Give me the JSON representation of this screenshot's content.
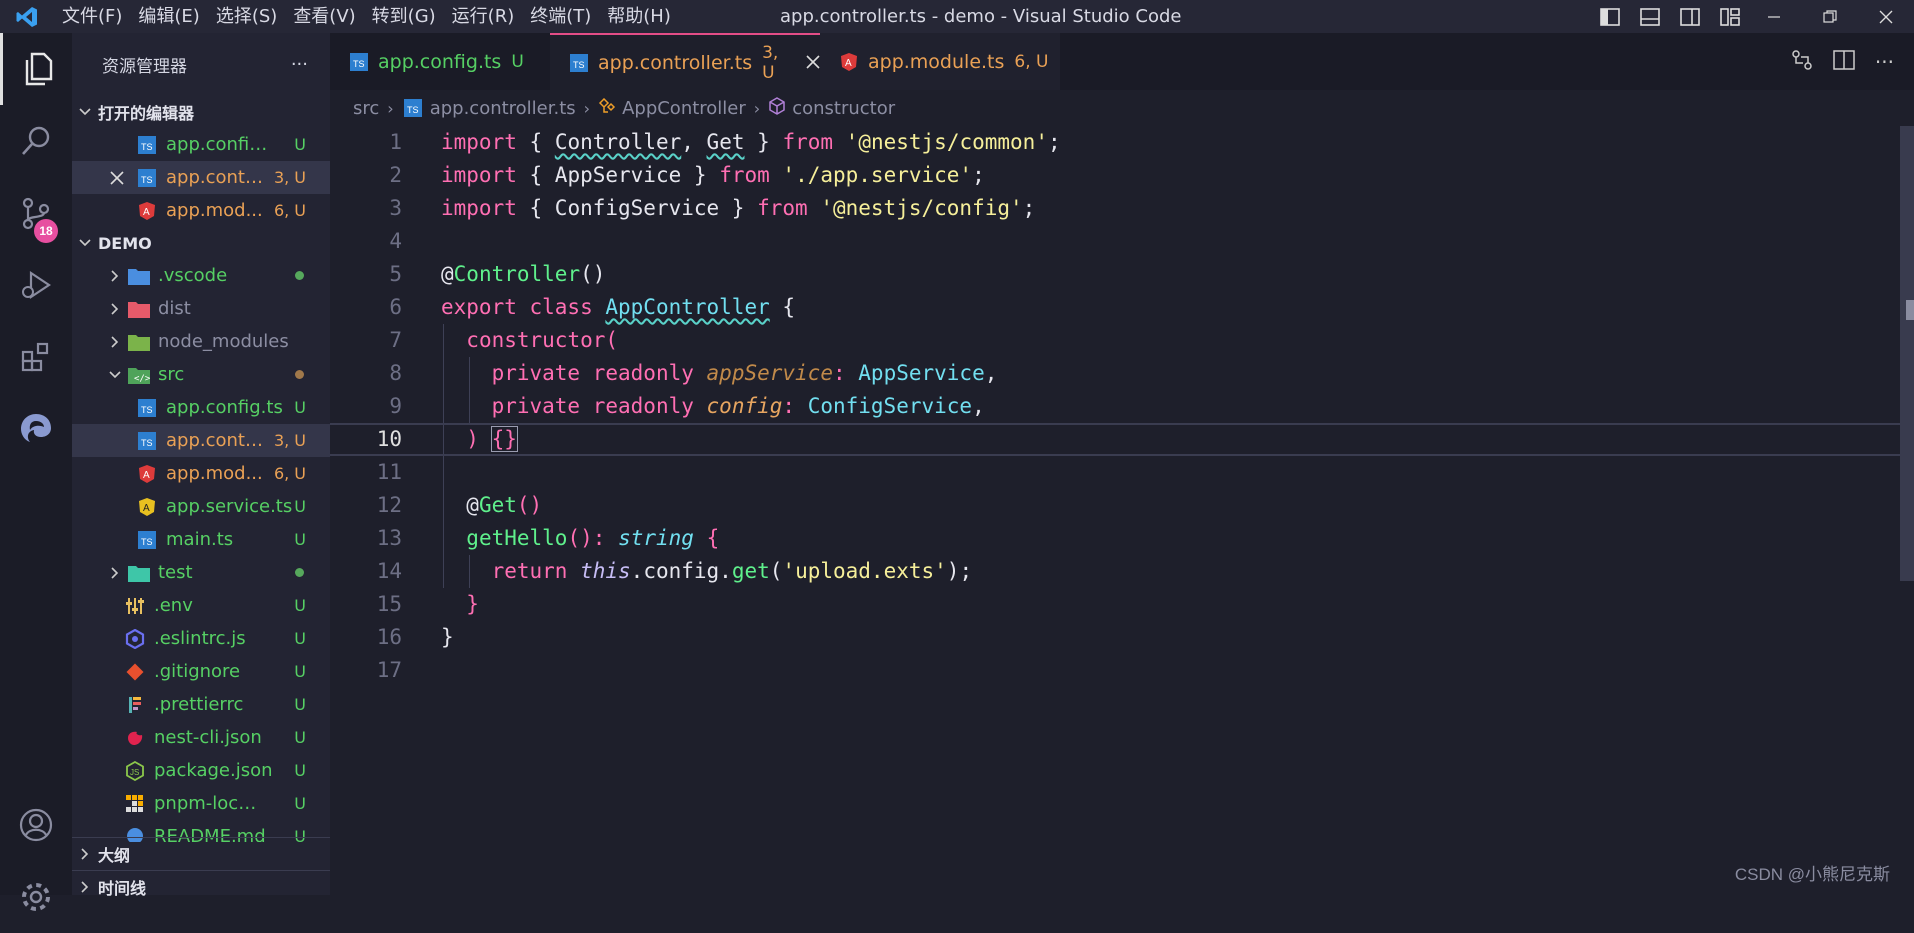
{
  "menu": [
    "文件(F)",
    "编辑(E)",
    "选择(S)",
    "查看(V)",
    "转到(G)",
    "运行(R)",
    "终端(T)",
    "帮助(H)"
  ],
  "window_title": "app.controller.ts - demo - Visual Studio Code",
  "activity": {
    "scm_badge": "18"
  },
  "sidebar": {
    "title": "资源管理器",
    "more": "···",
    "open_editors_title": "打开的编辑器",
    "open_editors": [
      {
        "name": "app.config.t...",
        "status": "U"
      },
      {
        "name": "app.contr...",
        "status": "3, U"
      },
      {
        "name": "app.mod...",
        "status": "6, U"
      }
    ],
    "project_title": "DEMO",
    "tree": [
      {
        "name": ".vscode"
      },
      {
        "name": "dist"
      },
      {
        "name": "node_modules"
      },
      {
        "name": "src"
      },
      {
        "name": "app.config.ts",
        "status": "U"
      },
      {
        "name": "app.contr...",
        "status": "3, U"
      },
      {
        "name": "app.mod...",
        "status": "6, U"
      },
      {
        "name": "app.service.ts",
        "status": "U"
      },
      {
        "name": "main.ts",
        "status": "U"
      },
      {
        "name": "test"
      },
      {
        "name": ".env",
        "status": "U"
      },
      {
        "name": ".eslintrc.js",
        "status": "U"
      },
      {
        "name": ".gitignore",
        "status": "U"
      },
      {
        "name": ".prettierrc",
        "status": "U"
      },
      {
        "name": "nest-cli.json",
        "status": "U"
      },
      {
        "name": "package.json",
        "status": "U"
      },
      {
        "name": "pnpm-lock.y...",
        "status": "U"
      },
      {
        "name": "README.md",
        "status": "U"
      }
    ],
    "outline_title": "大纲",
    "timeline_title": "时间线"
  },
  "tabs": [
    {
      "label": "app.config.ts",
      "status": "U"
    },
    {
      "label": "app.controller.ts",
      "status": "3, U"
    },
    {
      "label": "app.module.ts",
      "status": "6, U"
    }
  ],
  "breadcrumb": {
    "folder": "src",
    "file": "app.controller.ts",
    "class": "AppController",
    "member": "constructor"
  },
  "editor": {
    "line_numbers": [
      "1",
      "2",
      "3",
      "4",
      "5",
      "6",
      "7",
      "8",
      "9",
      "10",
      "11",
      "12",
      "13",
      "14",
      "15",
      "16",
      "17"
    ],
    "current_line": "10"
  },
  "watermark": "CSDN @小熊尼克斯",
  "colors": {
    "accent": "#e34d87",
    "untracked": "#56d064",
    "modified": "#eaa155",
    "keyword": "#ff6fb3",
    "type": "#72dff0",
    "string": "#f6ef9a",
    "function": "#5ff08c"
  }
}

Problem to work on
Say how many lines include the word "label"; reply with the number alone.

Task solution
3